--- Begin PROVIDED RECORDS ---

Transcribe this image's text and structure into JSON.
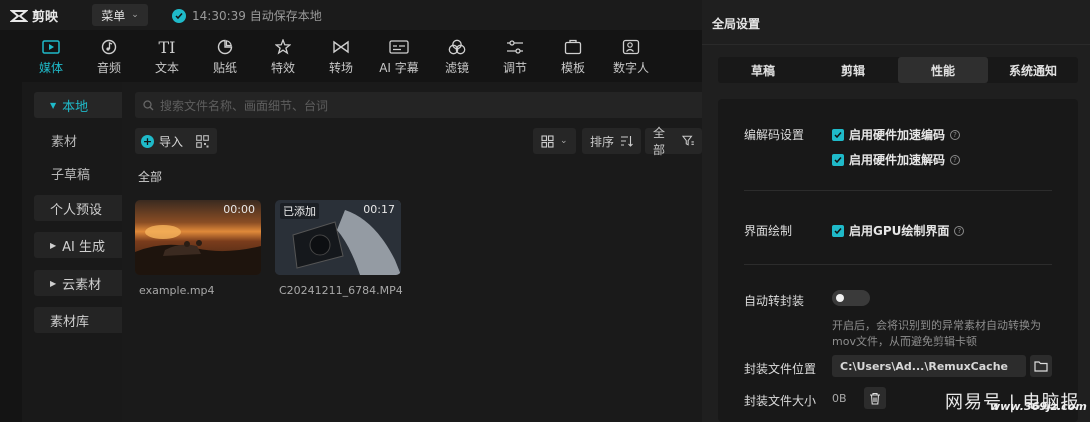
{
  "app": {
    "name": "剪映",
    "menu_label": "菜单",
    "save_status": "14:30:39 自动保存本地"
  },
  "toolbar": [
    {
      "id": "media",
      "label": "媒体",
      "icon": "media-icon",
      "active": true
    },
    {
      "id": "audio",
      "label": "音频",
      "icon": "audio-icon"
    },
    {
      "id": "text",
      "label": "文本",
      "icon": "text-icon"
    },
    {
      "id": "sticker",
      "label": "贴纸",
      "icon": "sticker-icon"
    },
    {
      "id": "effects",
      "label": "特效",
      "icon": "effects-icon"
    },
    {
      "id": "transition",
      "label": "转场",
      "icon": "transition-icon"
    },
    {
      "id": "ai-subtitle",
      "label": "AI 字幕",
      "icon": "ai-subtitle-icon"
    },
    {
      "id": "filter",
      "label": "滤镜",
      "icon": "filter-icon"
    },
    {
      "id": "adjust",
      "label": "调节",
      "icon": "adjust-icon"
    },
    {
      "id": "template",
      "label": "模板",
      "icon": "template-icon"
    },
    {
      "id": "digital-human",
      "label": "数字人",
      "icon": "digital-human-icon"
    }
  ],
  "sidebar": {
    "items": [
      {
        "label": "本地",
        "type": "group",
        "active": true
      },
      {
        "label": "素材",
        "type": "sub"
      },
      {
        "label": "子草稿",
        "type": "sub"
      },
      {
        "label": "个人预设",
        "type": "group"
      },
      {
        "label": "AI 生成",
        "type": "group"
      },
      {
        "label": "云素材",
        "type": "group"
      },
      {
        "label": "素材库",
        "type": "group"
      }
    ]
  },
  "media": {
    "search_placeholder": "搜索文件名称、画面细节、台词",
    "import_label": "导入",
    "sort_label": "排序",
    "filter_label": "全部",
    "section_label": "全部",
    "cards": [
      {
        "name": "example.mp4",
        "duration": "00:00",
        "added_label": ""
      },
      {
        "name": "C20241211_6784.MP4",
        "duration": "00:17",
        "added_label": "已添加"
      }
    ]
  },
  "settings": {
    "title": "全局设置",
    "tabs": [
      {
        "label": "草稿",
        "active": false
      },
      {
        "label": "剪辑",
        "active": false
      },
      {
        "label": "性能",
        "active": true
      },
      {
        "label": "系统通知",
        "active": false
      }
    ],
    "codec": {
      "label": "编解码设置",
      "options": [
        {
          "label": "启用硬件加速编码",
          "checked": true
        },
        {
          "label": "启用硬件加速解码",
          "checked": true
        }
      ]
    },
    "render": {
      "label": "界面绘制",
      "option": {
        "label": "启用GPU绘制界面",
        "checked": true
      }
    },
    "remux": {
      "label": "自动转封装",
      "enabled": false,
      "description": "开启后，会将识别到的异常素材自动转换为mov文件，从而避免剪辑卡顿"
    },
    "remux_location": {
      "label": "封装文件位置",
      "path": "C:\\Users\\Ad...\\RemuxCache"
    },
    "remux_size": {
      "label": "封装文件大小",
      "value": "0B"
    }
  },
  "watermark": {
    "text": "网易号 | 电脑报",
    "url": "www.369jz.com"
  },
  "colors": {
    "accent": "#1fbac9",
    "background": "#141414",
    "panel": "#1f1f1f"
  }
}
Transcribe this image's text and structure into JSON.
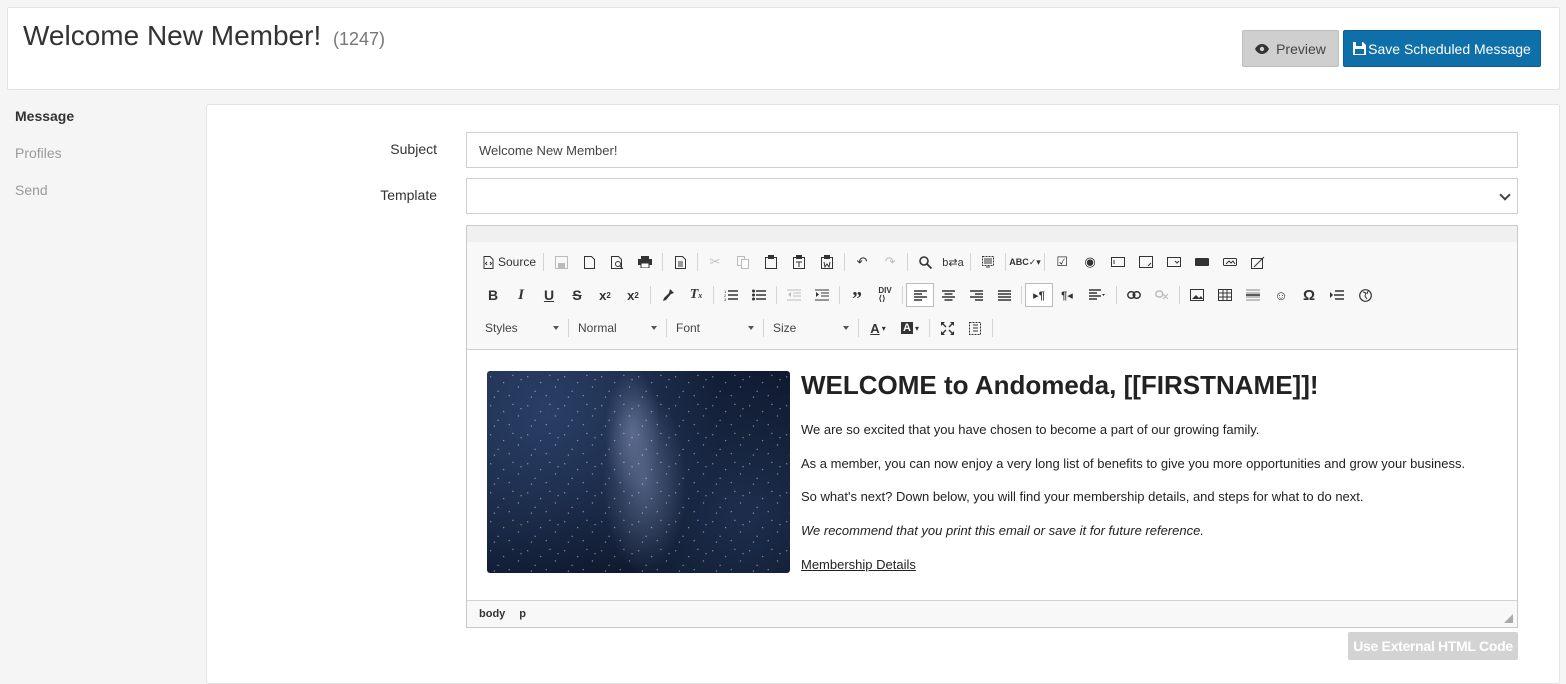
{
  "header": {
    "title": "Welcome New Member!",
    "count": "(1247)",
    "preview_label": "Preview",
    "save_label": "Save Scheduled Message"
  },
  "sidenav": {
    "items": [
      {
        "label": "Message",
        "active": true
      },
      {
        "label": "Profiles",
        "active": false
      },
      {
        "label": "Send",
        "active": false
      }
    ]
  },
  "form": {
    "subject_label": "Subject",
    "subject_value": "Welcome New Member!",
    "template_label": "Template",
    "template_value": ""
  },
  "editor": {
    "source_label": "Source",
    "styles_label": "Styles",
    "format_label": "Normal",
    "font_label": "Font",
    "size_label": "Size",
    "content": {
      "heading": "WELCOME to Andomeda, [[FIRSTNAME]]!",
      "p1": "We are so excited that you have chosen to become a part of our growing family.",
      "p2": "As a member, you can now enjoy a very long list of benefits to give you more opportunities and grow your business.",
      "p3": "So what's next? Down below, you will find your membership details, and steps for what to do next.",
      "p4": "We recommend that you print this email or save it for future reference.",
      "link": "Membership Details"
    },
    "path": [
      "body",
      "p"
    ]
  },
  "external_html_label": "Use External HTML Code",
  "colors": {
    "save_button": "#0f6fa9",
    "preview_button": "#cfcfcf",
    "disabled_button": "#d3d3d3"
  }
}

--- End PROVIDED RECORDS ---

** THE REQUEST **
Restate the records word for word, omitting images.

** ANSWER **
Transcribe this image's text and structure into JSON.
{
  "app": {
    "name": "剪映",
    "menu_label": "菜单",
    "save_status": "14:30:39 自动保存本地"
  },
  "toolbar": [
    {
      "id": "media",
      "label": "媒体",
      "icon": "media-icon",
      "active": true
    },
    {
      "id": "audio",
      "label": "音频",
      "icon": "audio-icon"
    },
    {
      "id": "text",
      "label": "文本",
      "icon": "text-icon"
    },
    {
      "id": "sticker",
      "label": "贴纸",
      "icon": "sticker-icon"
    },
    {
      "id": "effects",
      "label": "特效",
      "icon": "effects-icon"
    },
    {
      "id": "transition",
      "label": "转场",
      "icon": "transition-icon"
    },
    {
      "id": "ai-subtitle",
      "label": "AI 字幕",
      "icon": "ai-subtitle-icon"
    },
    {
      "id": "filter",
      "label": "滤镜",
      "icon": "filter-icon"
    },
    {
      "id": "adjust",
      "label": "调节",
      "icon": "adjust-icon"
    },
    {
      "id": "template",
      "label": "模板",
      "icon": "template-icon"
    },
    {
      "id": "digital-human",
      "label": "数字人",
      "icon": "digital-human-icon"
    }
  ],
  "sidebar": {
    "items": [
      {
        "label": "本地",
        "type": "group",
        "active": true
      },
      {
        "label": "素材",
        "type": "sub"
      },
      {
        "label": "子草稿",
        "type": "sub"
      },
      {
        "label": "个人预设",
        "type": "group"
      },
      {
        "label": "AI 生成",
        "type": "group"
      },
      {
        "label": "云素材",
        "type": "group"
      },
      {
        "label": "素材库",
        "type": "group"
      }
    ]
  },
  "media": {
    "search_placeholder": "搜索文件名称、画面细节、台词",
    "import_label": "导入",
    "sort_label": "排序",
    "filter_label": "全部",
    "section_label": "全部",
    "cards": [
      {
        "name": "example.mp4",
        "duration": "00:00",
        "added_label": ""
      },
      {
        "name": "C20241211_6784.MP4",
        "duration": "00:17",
        "added_label": "已添加"
      }
    ]
  },
  "settings": {
    "title": "全局设置",
    "tabs": [
      {
        "label": "草稿",
        "active": false
      },
      {
        "label": "剪辑",
        "active": false
      },
      {
        "label": "性能",
        "active": true
      },
      {
        "label": "系统通知",
        "active": false
      }
    ],
    "codec": {
      "label": "编解码设置",
      "options": [
        {
          "label": "启用硬件加速编码",
          "checked": true
        },
        {
          "label": "启用硬件加速解码",
          "checked": true
        }
      ]
    },
    "render": {
      "label": "界面绘制",
      "option": {
        "label": "启用GPU绘制界面",
        "checked": true
      }
    },
    "remux": {
      "label": "自动转封装",
      "enabled": false,
      "description": "开启后，会将识别到的异常素材自动转换为mov文件，从而避免剪辑卡顿"
    },
    "remux_location": {
      "label": "封装文件位置",
      "path": "C:\\Users\\Ad...\\RemuxCache"
    },
    "remux_size": {
      "label": "封装文件大小",
      "value": "0B"
    }
  },
  "watermark": {
    "text": "网易号 | 电脑报",
    "url": "www.369jz.com"
  },
  "colors": {
    "accent": "#1fbac9",
    "background": "#141414",
    "panel": "#1f1f1f"
  }
}
Transcribe this image's text and structure into JSON.
{
  "header": {
    "title": "Welcome New Member!",
    "count": "(1247)",
    "preview_label": "Preview",
    "save_label": "Save Scheduled Message"
  },
  "sidenav": {
    "items": [
      {
        "label": "Message",
        "active": true
      },
      {
        "label": "Profiles",
        "active": false
      },
      {
        "label": "Send",
        "active": false
      }
    ]
  },
  "form": {
    "subject_label": "Subject",
    "subject_value": "Welcome New Member!",
    "template_label": "Template",
    "template_value": ""
  },
  "editor": {
    "source_label": "Source",
    "styles_label": "Styles",
    "format_label": "Normal",
    "font_label": "Font",
    "size_label": "Size",
    "content": {
      "heading": "WELCOME to Andomeda, [[FIRSTNAME]]!",
      "p1": "We are so excited that you have chosen to become a part of our growing family.",
      "p2": "As a member, you can now enjoy a very long list of benefits to give you more opportunities and grow your business.",
      "p3": "So what's next? Down below, you will find your membership details, and steps for what to do next.",
      "p4": "We recommend that you print this email or save it for future reference.",
      "link": "Membership Details"
    },
    "path": [
      "body",
      "p"
    ]
  },
  "external_html_label": "Use External HTML Code",
  "colors": {
    "save_button": "#0f6fa9",
    "preview_button": "#cfcfcf",
    "disabled_button": "#d3d3d3"
  }
}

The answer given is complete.